— BEGIN Extracted records —

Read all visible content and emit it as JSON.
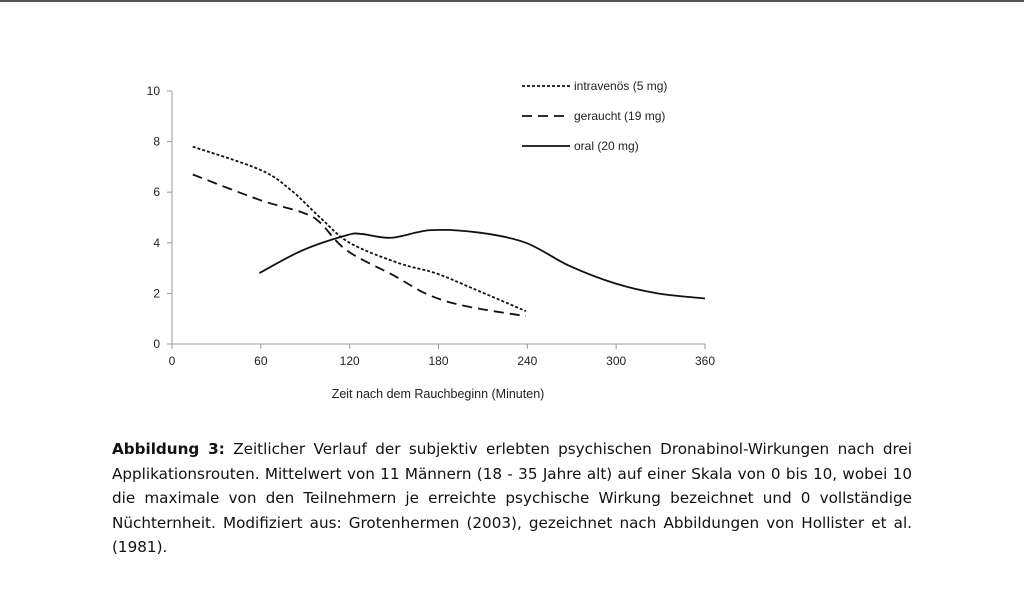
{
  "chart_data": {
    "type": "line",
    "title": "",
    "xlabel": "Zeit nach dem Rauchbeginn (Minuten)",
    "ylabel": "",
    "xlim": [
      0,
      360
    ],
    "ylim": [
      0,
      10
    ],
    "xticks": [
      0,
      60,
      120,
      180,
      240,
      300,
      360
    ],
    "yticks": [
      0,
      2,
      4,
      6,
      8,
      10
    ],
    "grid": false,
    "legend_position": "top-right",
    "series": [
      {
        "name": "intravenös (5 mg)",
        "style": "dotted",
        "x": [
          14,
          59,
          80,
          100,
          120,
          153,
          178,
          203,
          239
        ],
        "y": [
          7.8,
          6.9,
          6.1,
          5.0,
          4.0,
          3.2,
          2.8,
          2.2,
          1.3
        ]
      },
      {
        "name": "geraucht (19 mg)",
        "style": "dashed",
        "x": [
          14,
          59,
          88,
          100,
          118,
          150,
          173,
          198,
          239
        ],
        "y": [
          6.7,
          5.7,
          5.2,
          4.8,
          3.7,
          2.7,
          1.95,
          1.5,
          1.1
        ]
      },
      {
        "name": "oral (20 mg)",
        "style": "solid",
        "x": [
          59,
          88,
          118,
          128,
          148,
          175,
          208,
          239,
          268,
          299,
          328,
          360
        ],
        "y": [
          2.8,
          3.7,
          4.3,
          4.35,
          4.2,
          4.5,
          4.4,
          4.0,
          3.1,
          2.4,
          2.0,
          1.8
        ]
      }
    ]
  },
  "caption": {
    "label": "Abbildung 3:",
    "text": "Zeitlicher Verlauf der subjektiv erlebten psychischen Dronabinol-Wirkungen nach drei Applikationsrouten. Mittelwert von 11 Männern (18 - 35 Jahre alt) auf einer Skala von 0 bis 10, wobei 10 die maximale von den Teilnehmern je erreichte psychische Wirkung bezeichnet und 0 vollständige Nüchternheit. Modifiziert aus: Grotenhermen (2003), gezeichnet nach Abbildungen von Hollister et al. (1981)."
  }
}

— END Extracted records —
— BEGIN Extracted records —

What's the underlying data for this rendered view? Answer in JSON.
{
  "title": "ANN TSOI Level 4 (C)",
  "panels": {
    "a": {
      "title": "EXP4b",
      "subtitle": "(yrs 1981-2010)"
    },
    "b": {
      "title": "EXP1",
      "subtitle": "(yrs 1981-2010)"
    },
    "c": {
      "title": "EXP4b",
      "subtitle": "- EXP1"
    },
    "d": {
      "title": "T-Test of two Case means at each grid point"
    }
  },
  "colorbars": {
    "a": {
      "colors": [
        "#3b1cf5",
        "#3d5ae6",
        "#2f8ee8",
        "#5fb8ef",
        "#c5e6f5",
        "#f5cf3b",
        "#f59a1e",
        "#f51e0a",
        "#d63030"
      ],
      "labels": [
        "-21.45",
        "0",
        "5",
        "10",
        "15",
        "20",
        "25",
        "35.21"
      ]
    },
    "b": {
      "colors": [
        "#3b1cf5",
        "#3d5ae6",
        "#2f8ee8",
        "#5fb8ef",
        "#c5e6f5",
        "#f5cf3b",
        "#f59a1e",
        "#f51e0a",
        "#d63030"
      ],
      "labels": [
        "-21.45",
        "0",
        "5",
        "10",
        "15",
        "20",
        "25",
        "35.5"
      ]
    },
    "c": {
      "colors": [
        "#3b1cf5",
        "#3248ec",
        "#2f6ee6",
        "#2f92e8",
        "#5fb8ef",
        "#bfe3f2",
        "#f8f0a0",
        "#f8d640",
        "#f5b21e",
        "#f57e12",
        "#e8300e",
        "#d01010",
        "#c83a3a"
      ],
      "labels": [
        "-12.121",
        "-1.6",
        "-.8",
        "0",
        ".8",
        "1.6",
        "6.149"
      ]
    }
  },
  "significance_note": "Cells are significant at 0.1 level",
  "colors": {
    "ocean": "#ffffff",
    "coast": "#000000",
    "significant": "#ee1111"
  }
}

— END Extracted records —

# Work to do
Where does the word "grid" appear? Return each line that holds it.

# Right answer
    "grid": false,
      "title": "T-Test of two Case means at each grid point"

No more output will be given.